*Exercise goal*. Search the material below for the word "center". Copy every line that has it.

*Data to process*.

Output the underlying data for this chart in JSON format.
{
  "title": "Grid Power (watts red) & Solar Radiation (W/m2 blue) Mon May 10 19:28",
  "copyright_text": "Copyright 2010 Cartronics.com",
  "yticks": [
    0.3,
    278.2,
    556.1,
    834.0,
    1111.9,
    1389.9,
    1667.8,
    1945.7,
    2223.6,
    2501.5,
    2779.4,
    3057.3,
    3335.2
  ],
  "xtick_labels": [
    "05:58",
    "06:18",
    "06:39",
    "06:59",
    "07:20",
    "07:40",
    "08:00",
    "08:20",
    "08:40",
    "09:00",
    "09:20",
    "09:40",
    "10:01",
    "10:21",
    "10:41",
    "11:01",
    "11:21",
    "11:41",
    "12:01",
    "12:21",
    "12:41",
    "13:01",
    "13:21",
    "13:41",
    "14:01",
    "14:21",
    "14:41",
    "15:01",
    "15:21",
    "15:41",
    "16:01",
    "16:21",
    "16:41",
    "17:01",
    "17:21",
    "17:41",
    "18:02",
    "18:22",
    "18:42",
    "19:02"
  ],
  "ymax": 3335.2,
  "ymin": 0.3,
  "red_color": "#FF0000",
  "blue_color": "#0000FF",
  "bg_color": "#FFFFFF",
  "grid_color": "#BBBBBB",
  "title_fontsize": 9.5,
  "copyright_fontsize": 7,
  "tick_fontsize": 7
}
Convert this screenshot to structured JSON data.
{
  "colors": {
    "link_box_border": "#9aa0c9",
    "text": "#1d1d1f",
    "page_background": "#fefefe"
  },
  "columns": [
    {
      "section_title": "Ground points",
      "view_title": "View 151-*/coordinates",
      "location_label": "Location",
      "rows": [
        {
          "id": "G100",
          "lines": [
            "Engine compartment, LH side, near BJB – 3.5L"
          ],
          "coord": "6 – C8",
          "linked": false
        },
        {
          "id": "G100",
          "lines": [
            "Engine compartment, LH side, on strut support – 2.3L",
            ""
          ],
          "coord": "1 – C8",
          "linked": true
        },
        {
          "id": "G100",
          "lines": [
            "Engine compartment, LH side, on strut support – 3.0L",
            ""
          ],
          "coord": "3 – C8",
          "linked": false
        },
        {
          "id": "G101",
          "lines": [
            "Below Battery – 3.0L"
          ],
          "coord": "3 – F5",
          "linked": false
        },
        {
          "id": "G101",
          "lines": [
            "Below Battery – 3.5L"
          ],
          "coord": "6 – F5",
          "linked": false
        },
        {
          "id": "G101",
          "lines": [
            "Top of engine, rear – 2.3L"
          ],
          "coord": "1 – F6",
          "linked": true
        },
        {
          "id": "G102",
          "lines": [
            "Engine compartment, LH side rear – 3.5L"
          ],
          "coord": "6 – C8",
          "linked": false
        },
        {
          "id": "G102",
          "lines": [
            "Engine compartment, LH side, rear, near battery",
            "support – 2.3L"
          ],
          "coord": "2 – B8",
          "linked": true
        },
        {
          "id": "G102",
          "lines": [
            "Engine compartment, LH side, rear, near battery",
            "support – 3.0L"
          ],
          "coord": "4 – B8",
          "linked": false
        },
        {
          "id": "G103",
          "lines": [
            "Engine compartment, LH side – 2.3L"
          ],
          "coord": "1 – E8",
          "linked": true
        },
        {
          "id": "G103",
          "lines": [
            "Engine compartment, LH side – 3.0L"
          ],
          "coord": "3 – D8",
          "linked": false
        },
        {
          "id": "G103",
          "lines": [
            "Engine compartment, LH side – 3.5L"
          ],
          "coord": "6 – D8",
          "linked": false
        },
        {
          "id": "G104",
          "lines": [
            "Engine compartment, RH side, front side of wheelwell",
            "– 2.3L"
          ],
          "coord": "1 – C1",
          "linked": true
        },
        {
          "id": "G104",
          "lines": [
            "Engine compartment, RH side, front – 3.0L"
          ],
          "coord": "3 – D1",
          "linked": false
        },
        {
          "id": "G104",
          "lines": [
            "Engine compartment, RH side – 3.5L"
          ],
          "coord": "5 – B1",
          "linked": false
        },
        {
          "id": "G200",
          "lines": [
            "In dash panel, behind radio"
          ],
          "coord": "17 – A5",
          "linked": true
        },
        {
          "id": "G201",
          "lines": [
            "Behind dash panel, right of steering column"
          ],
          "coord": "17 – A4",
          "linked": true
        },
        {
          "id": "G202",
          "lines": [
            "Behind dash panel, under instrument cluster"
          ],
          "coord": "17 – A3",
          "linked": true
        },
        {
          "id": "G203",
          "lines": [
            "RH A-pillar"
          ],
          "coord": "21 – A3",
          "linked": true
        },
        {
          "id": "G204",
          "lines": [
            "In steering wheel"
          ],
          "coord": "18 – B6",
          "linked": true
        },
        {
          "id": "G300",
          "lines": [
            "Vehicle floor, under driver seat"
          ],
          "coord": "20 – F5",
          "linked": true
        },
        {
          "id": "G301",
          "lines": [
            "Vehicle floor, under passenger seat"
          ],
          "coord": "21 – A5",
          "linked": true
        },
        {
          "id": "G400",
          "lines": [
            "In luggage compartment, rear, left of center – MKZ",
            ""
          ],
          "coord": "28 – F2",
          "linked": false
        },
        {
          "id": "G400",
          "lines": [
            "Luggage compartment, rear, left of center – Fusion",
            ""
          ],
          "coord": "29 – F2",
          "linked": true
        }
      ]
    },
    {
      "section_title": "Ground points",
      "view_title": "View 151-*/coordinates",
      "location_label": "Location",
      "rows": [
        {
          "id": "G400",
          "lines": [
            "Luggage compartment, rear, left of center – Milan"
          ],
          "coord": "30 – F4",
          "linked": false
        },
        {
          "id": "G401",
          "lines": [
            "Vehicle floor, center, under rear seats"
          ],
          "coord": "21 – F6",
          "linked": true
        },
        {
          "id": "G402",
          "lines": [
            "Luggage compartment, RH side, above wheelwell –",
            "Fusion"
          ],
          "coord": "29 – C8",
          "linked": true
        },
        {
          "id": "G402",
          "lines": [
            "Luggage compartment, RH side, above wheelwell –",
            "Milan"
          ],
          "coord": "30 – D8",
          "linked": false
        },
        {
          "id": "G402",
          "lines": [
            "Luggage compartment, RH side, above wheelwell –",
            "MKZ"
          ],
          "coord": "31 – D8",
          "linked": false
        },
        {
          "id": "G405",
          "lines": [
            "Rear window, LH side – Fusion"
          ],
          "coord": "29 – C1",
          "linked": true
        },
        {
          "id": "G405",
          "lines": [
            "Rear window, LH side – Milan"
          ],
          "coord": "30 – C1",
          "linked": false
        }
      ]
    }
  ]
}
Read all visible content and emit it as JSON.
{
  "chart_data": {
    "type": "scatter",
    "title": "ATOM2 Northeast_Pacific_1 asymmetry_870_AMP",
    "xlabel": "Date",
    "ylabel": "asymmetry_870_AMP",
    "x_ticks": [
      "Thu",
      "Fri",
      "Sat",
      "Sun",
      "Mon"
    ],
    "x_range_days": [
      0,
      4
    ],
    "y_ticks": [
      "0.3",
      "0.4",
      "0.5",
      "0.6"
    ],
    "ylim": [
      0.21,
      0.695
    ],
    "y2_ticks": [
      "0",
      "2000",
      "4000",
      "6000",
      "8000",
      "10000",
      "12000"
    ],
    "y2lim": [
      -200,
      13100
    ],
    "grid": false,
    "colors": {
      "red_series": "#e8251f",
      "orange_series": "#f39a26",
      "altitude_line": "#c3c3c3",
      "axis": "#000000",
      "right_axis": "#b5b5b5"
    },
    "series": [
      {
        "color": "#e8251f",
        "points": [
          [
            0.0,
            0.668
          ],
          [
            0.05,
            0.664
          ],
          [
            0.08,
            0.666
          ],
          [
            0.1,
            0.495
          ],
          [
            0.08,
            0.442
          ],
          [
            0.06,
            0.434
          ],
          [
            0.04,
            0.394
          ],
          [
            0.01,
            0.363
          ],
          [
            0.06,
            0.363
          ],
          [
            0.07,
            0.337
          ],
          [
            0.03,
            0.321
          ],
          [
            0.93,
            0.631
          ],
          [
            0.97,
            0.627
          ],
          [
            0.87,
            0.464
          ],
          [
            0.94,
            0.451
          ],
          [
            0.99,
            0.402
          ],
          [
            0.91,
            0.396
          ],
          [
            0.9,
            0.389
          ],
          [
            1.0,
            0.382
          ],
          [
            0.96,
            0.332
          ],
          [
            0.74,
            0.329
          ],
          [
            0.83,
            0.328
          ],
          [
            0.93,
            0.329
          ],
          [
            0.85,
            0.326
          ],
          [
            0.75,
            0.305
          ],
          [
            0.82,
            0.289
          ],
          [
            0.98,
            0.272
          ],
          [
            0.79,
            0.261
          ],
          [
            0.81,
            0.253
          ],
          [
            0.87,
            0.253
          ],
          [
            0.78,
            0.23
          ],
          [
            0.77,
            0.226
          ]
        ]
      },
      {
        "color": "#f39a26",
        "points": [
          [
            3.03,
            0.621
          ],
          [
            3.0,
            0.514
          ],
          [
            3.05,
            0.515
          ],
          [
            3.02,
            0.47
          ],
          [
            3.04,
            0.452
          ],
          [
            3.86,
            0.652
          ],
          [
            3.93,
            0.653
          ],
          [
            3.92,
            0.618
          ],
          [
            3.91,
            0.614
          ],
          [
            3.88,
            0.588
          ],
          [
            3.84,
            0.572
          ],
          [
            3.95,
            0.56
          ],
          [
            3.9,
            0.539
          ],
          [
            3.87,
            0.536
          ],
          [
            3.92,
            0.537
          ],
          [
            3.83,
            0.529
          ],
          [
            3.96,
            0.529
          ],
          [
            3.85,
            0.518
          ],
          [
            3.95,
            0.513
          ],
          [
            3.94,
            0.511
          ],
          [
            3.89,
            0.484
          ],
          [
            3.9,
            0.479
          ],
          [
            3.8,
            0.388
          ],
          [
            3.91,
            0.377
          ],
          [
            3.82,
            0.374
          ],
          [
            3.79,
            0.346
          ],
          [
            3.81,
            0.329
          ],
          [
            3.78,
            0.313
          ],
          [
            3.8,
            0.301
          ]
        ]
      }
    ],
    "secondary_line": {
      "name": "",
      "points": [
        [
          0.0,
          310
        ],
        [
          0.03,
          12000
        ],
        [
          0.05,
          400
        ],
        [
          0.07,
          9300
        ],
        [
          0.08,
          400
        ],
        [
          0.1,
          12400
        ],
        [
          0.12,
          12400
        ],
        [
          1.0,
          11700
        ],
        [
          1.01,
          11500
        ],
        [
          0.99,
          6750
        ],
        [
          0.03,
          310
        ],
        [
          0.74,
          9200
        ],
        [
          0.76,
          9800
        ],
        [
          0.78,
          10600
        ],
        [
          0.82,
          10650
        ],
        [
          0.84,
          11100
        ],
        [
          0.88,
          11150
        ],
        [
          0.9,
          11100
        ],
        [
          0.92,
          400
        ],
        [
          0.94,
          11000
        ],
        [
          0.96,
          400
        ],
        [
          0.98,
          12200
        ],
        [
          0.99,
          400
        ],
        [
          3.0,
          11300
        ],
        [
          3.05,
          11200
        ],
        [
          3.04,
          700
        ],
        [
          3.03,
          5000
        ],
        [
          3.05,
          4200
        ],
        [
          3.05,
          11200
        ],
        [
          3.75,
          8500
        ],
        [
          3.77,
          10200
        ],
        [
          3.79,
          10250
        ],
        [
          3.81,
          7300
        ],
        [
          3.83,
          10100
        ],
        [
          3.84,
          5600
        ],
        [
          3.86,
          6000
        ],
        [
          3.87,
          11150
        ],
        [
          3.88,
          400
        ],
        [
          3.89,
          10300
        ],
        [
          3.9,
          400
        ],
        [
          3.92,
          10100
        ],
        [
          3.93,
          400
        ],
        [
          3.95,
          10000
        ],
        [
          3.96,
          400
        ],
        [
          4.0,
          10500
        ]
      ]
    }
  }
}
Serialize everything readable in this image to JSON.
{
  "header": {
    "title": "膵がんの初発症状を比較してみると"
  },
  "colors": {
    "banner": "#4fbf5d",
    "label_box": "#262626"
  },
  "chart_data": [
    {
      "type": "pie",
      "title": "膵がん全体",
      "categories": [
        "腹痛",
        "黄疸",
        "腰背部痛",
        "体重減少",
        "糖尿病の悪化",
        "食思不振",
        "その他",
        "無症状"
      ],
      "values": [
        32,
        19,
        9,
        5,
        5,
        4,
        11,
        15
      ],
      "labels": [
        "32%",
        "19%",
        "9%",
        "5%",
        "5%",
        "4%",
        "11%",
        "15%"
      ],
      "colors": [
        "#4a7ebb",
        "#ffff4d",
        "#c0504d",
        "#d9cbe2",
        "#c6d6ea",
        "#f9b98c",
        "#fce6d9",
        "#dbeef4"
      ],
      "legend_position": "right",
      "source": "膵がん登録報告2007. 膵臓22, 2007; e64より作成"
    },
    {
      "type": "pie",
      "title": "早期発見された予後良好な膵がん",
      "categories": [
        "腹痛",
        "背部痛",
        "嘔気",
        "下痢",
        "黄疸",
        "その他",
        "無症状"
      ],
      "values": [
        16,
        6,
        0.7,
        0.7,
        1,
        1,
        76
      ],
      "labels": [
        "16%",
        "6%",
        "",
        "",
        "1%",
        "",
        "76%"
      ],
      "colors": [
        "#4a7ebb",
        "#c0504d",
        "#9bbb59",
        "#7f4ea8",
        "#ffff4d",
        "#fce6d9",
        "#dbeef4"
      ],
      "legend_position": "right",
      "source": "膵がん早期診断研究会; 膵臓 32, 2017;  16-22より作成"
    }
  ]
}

*Final result*.
            "In luggage compartment, rear, left of center – MKZ",
            "Luggage compartment, rear, left of center – Fusion",
            "Luggage compartment, rear, left of center – Milan"
            "Vehicle floor, center, under rear seats"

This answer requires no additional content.